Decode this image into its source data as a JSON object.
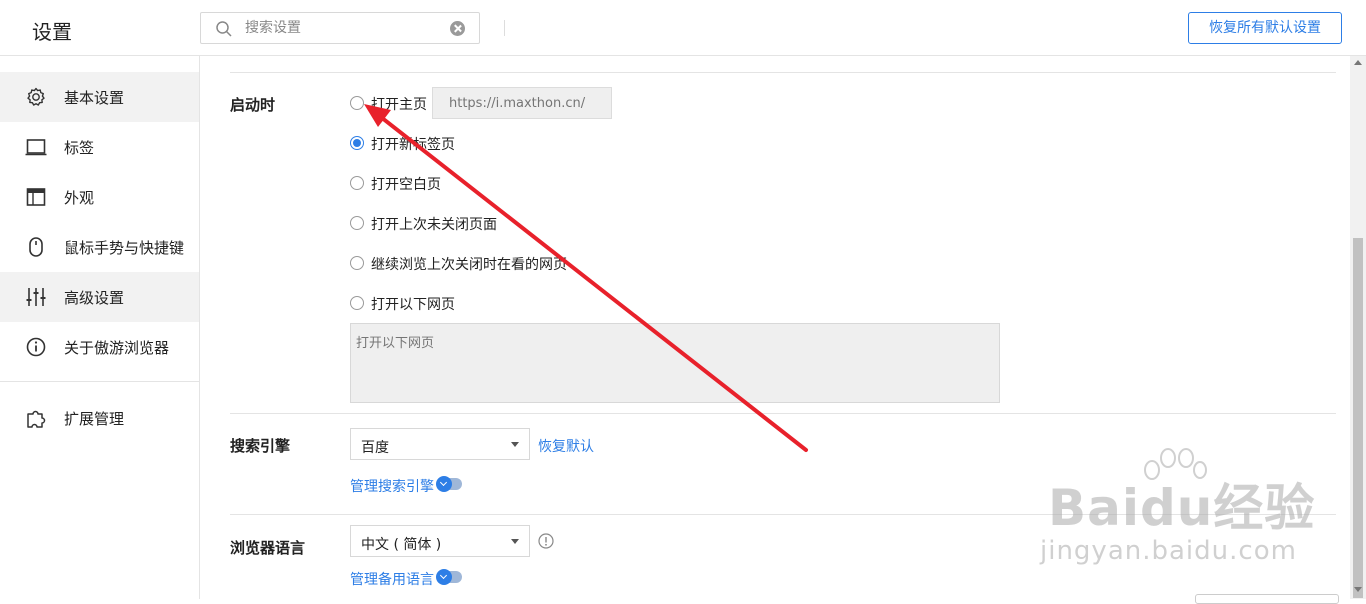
{
  "app": {
    "title": "设置"
  },
  "search": {
    "placeholder": "搜索设置"
  },
  "header": {
    "restore_all_label": "恢复所有默认设置"
  },
  "sidebar": {
    "items": [
      {
        "label": "基本设置",
        "icon": "gear-icon",
        "state": "active"
      },
      {
        "label": "标签",
        "icon": "tab-icon"
      },
      {
        "label": "外观",
        "icon": "window-icon"
      },
      {
        "label": "鼠标手势与快捷键",
        "icon": "mouse-icon"
      },
      {
        "label": "高级设置",
        "icon": "sliders-icon",
        "state": "hover"
      },
      {
        "label": "关于傲游浏览器",
        "icon": "info-icon"
      },
      {
        "label": "扩展管理",
        "icon": "puzzle-icon"
      }
    ]
  },
  "startup": {
    "title": "启动时",
    "homepage_url_placeholder": "https://i.maxthon.cn/",
    "options": [
      {
        "label": "打开主页",
        "checked": false
      },
      {
        "label": "打开新标签页",
        "checked": true
      },
      {
        "label": "打开空白页",
        "checked": false
      },
      {
        "label": "打开上次未关闭页面",
        "checked": false
      },
      {
        "label": "继续浏览上次关闭时在看的网页",
        "checked": false
      },
      {
        "label": "打开以下网页",
        "checked": false
      }
    ],
    "pages_placeholder": "打开以下网页"
  },
  "search_engine": {
    "title": "搜索引擎",
    "selected": "百度",
    "restore_default": "恢复默认",
    "manage_label": "管理搜索引擎"
  },
  "language": {
    "title": "浏览器语言",
    "selected": "中文 ( 简体 )",
    "manage_label": "管理备用语言"
  },
  "watermark": {
    "main": "Baidu经验",
    "sub": "jingyan.baidu.com"
  },
  "colors": {
    "accent": "#2d7ee6",
    "annotation_arrow": "#e8212b"
  }
}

::::::::

> _Your goal_:
Without including any pictures, reproduce the listing exactly.

> _Full answer_:
Decode this image into its source data as a JSON object.
{
  "app": {
    "title": "设置"
  },
  "search": {
    "placeholder": "搜索设置"
  },
  "header": {
    "restore_all_label": "恢复所有默认设置"
  },
  "sidebar": {
    "items": [
      {
        "label": "基本设置",
        "icon": "gear-icon",
        "state": "active"
      },
      {
        "label": "标签",
        "icon": "tab-icon"
      },
      {
        "label": "外观",
        "icon": "window-icon"
      },
      {
        "label": "鼠标手势与快捷键",
        "icon": "mouse-icon"
      },
      {
        "label": "高级设置",
        "icon": "sliders-icon",
        "state": "hover"
      },
      {
        "label": "关于傲游浏览器",
        "icon": "info-icon"
      },
      {
        "label": "扩展管理",
        "icon": "puzzle-icon"
      }
    ]
  },
  "startup": {
    "title": "启动时",
    "homepage_url_placeholder": "https://i.maxthon.cn/",
    "options": [
      {
        "label": "打开主页",
        "checked": false
      },
      {
        "label": "打开新标签页",
        "checked": true
      },
      {
        "label": "打开空白页",
        "checked": false
      },
      {
        "label": "打开上次未关闭页面",
        "checked": false
      },
      {
        "label": "继续浏览上次关闭时在看的网页",
        "checked": false
      },
      {
        "label": "打开以下网页",
        "checked": false
      }
    ],
    "pages_placeholder": "打开以下网页"
  },
  "search_engine": {
    "title": "搜索引擎",
    "selected": "百度",
    "restore_default": "恢复默认",
    "manage_label": "管理搜索引擎"
  },
  "language": {
    "title": "浏览器语言",
    "selected": "中文 ( 简体 )",
    "manage_label": "管理备用语言"
  },
  "watermark": {
    "main": "Baidu经验",
    "sub": "jingyan.baidu.com"
  },
  "colors": {
    "accent": "#2d7ee6",
    "annotation_arrow": "#e8212b"
  }
}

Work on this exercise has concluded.